[Start of Dataset records]

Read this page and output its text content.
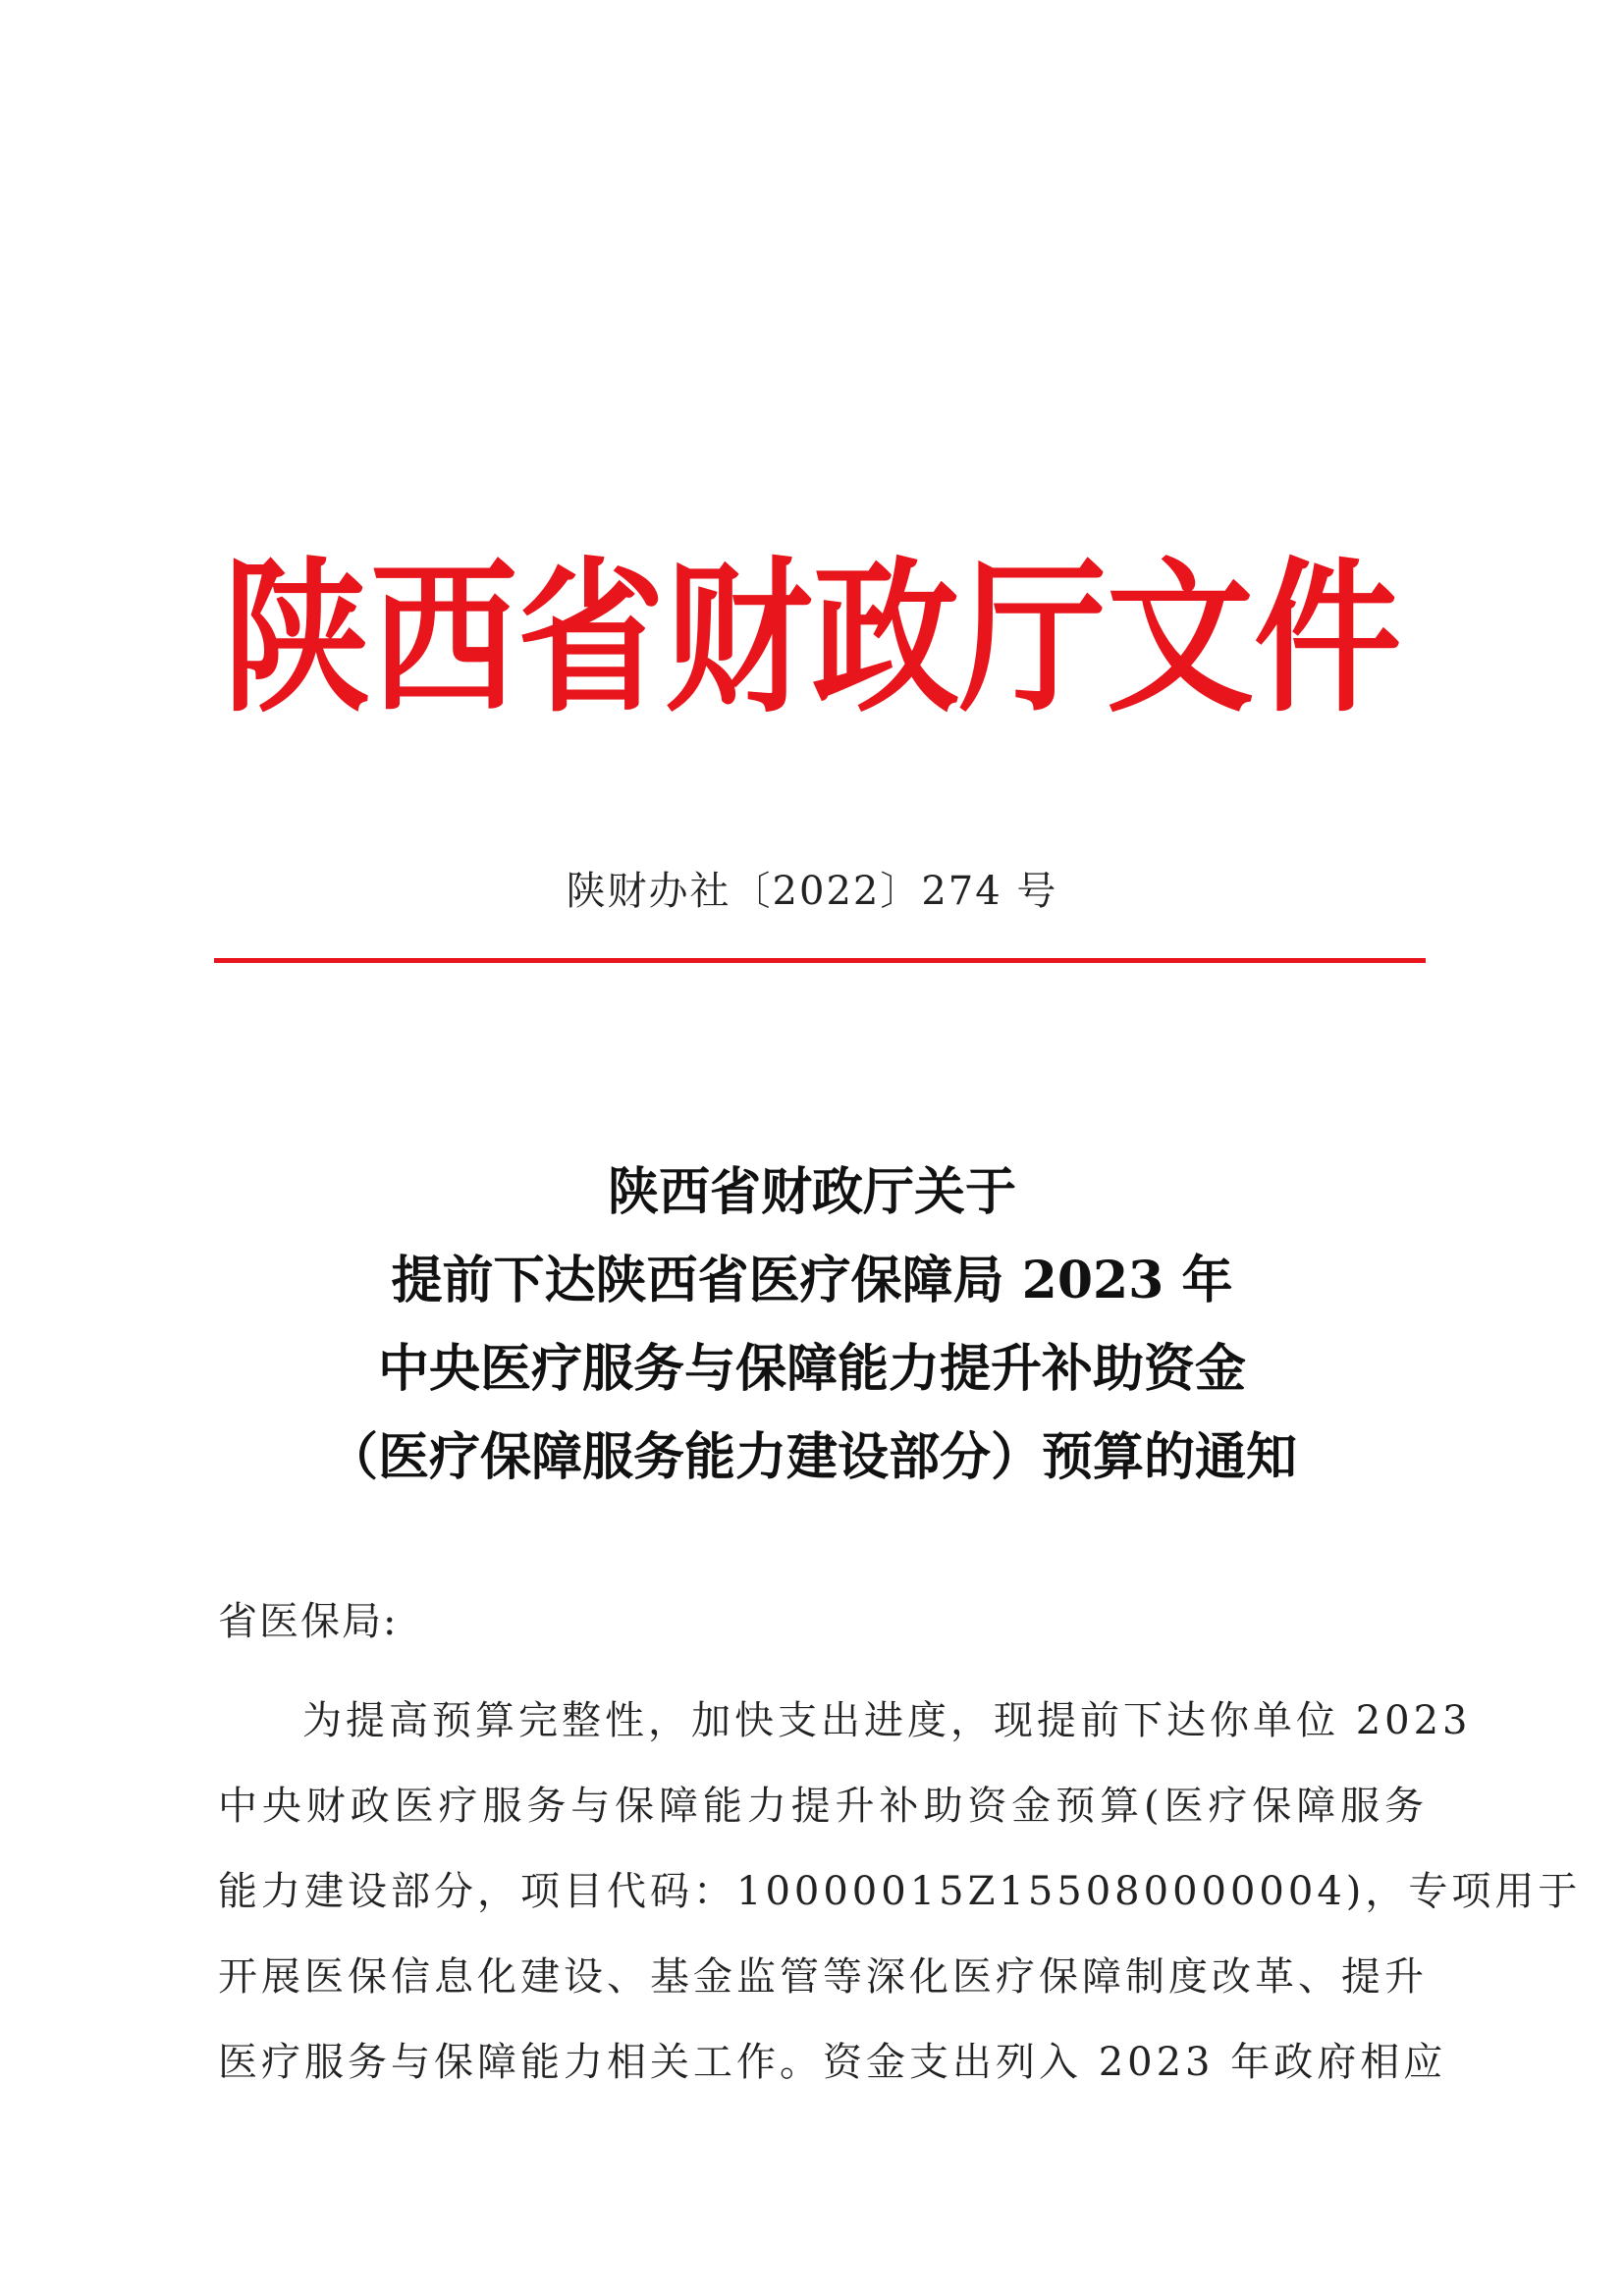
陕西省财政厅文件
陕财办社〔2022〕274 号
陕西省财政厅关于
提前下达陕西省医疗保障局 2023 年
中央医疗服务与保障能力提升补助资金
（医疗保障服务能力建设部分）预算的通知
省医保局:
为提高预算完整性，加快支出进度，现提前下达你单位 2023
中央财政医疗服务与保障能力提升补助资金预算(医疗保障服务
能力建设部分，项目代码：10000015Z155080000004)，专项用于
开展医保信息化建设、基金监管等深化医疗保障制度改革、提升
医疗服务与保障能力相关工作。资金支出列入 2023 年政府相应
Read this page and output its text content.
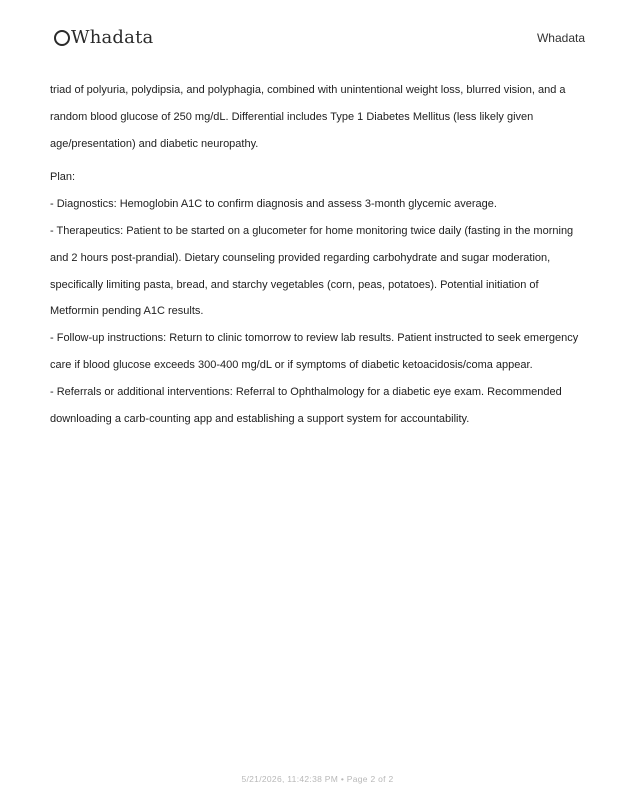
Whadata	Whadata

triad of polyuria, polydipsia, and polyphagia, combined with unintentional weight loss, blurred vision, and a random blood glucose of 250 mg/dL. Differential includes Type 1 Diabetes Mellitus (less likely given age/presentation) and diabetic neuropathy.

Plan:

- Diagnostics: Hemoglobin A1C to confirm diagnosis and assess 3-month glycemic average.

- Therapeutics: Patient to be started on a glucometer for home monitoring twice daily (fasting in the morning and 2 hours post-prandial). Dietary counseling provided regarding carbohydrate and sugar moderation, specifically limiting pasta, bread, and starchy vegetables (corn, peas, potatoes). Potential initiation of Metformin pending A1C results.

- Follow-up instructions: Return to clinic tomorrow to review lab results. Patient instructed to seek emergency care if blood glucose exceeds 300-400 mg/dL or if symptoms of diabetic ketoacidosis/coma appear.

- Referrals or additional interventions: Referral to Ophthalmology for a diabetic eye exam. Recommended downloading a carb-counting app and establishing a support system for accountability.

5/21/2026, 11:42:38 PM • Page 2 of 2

[End of Dataset records]

Copy the material above in full and exactly, skipping pictures.

Read this page and output its text content.
陕西省财政厅文件
陕财办社〔2022〕274 号
陕西省财政厅关于
提前下达陕西省医疗保障局 2023 年
中央医疗服务与保障能力提升补助资金
（医疗保障服务能力建设部分）预算的通知
省医保局:
为提高预算完整性，加快支出进度，现提前下达你单位 2023
中央财政医疗服务与保障能力提升补助资金预算(医疗保障服务
能力建设部分，项目代码：10000015Z155080000004)，专项用于
开展医保信息化建设、基金监管等深化医疗保障制度改革、提升
医疗服务与保障能力相关工作。资金支出列入 2023 年政府相应
Read this page and output its text content.
Whadata	Whadata

triad of polyuria, polydipsia, and polyphagia, combined with unintentional weight loss, blurred vision, and a random blood glucose of 250 mg/dL. Differential includes Type 1 Diabetes Mellitus (less likely given age/presentation) and diabetic neuropathy.

Plan:

- Diagnostics: Hemoglobin A1C to confirm diagnosis and assess 3-month glycemic average.

- Therapeutics: Patient to be started on a glucometer for home monitoring twice daily (fasting in the morning and 2 hours post-prandial). Dietary counseling provided regarding carbohydrate and sugar moderation, specifically limiting pasta, bread, and starchy vegetables (corn, peas, potatoes). Potential initiation of Metformin pending A1C results.

- Follow-up instructions: Return to clinic tomorrow to review lab results. Patient instructed to seek emergency care if blood glucose exceeds 300-400 mg/dL or if symptoms of diabetic ketoacidosis/coma appear.

- Referrals or additional interventions: Referral to Ophthalmology for a diabetic eye exam. Recommended downloading a carb-counting app and establishing a support system for accountability.

5/21/2026, 11:42:38 PM • Page 2 of 2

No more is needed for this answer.